# What you will do
From the listing below, extract every line in which the word "underlying" appears.

[BEGIN]

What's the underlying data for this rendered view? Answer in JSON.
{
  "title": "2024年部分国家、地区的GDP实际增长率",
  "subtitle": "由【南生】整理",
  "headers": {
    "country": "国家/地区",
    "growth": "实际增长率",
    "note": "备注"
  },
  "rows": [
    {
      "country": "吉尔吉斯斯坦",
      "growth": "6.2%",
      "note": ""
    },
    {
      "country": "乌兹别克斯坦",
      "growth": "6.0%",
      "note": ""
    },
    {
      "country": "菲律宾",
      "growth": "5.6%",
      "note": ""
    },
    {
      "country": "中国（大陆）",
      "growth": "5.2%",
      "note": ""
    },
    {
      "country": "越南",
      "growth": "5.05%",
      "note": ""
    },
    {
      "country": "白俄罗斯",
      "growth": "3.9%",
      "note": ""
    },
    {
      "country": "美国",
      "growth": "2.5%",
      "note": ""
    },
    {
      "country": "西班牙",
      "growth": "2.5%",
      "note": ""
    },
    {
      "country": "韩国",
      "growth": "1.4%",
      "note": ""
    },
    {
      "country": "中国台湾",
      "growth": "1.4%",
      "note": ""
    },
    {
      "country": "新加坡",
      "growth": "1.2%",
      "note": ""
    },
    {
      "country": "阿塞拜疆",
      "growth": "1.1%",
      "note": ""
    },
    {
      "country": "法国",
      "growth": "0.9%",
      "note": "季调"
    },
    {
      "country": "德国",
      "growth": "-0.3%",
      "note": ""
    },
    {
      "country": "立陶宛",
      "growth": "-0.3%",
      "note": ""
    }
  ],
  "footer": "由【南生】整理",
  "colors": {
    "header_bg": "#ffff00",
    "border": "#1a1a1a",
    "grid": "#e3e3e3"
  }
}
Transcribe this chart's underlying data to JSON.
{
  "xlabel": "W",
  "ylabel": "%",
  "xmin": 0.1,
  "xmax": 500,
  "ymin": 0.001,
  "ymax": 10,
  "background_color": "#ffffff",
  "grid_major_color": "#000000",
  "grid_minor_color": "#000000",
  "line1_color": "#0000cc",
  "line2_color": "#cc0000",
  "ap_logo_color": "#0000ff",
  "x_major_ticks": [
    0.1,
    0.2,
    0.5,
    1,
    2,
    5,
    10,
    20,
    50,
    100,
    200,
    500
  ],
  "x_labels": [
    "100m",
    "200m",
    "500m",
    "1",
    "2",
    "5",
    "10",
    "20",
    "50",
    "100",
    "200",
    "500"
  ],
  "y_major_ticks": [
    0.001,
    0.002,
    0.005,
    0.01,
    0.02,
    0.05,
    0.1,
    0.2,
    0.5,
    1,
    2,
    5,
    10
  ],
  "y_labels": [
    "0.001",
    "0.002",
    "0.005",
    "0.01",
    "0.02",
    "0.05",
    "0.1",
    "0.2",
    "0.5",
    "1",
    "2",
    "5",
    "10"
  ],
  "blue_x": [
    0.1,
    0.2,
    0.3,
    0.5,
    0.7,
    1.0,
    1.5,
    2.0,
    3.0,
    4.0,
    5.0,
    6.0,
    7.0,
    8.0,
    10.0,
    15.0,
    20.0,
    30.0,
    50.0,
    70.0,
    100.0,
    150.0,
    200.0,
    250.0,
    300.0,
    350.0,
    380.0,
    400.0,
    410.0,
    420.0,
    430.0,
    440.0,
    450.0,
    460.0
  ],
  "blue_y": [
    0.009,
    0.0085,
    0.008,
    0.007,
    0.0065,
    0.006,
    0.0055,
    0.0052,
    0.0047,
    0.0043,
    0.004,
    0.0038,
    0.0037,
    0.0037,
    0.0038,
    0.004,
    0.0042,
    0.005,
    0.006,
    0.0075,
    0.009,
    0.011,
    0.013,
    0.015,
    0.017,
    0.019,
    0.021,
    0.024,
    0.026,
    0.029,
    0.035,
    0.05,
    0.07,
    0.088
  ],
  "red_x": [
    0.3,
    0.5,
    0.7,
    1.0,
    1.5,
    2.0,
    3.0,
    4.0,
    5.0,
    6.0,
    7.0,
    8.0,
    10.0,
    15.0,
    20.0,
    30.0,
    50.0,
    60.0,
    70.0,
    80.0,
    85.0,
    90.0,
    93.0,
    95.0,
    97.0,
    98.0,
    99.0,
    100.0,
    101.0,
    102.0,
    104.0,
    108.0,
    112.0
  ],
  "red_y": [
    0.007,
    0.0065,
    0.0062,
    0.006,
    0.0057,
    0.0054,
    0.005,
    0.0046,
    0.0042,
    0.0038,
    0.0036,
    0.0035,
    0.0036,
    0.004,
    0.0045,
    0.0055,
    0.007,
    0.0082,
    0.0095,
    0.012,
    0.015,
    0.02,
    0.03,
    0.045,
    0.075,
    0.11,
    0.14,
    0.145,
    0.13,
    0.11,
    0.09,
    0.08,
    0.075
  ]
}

[END]

# Full answer
What's the underlying data for this rendered view? Answer in JSON.
Transcribe this chart's underlying data to JSON.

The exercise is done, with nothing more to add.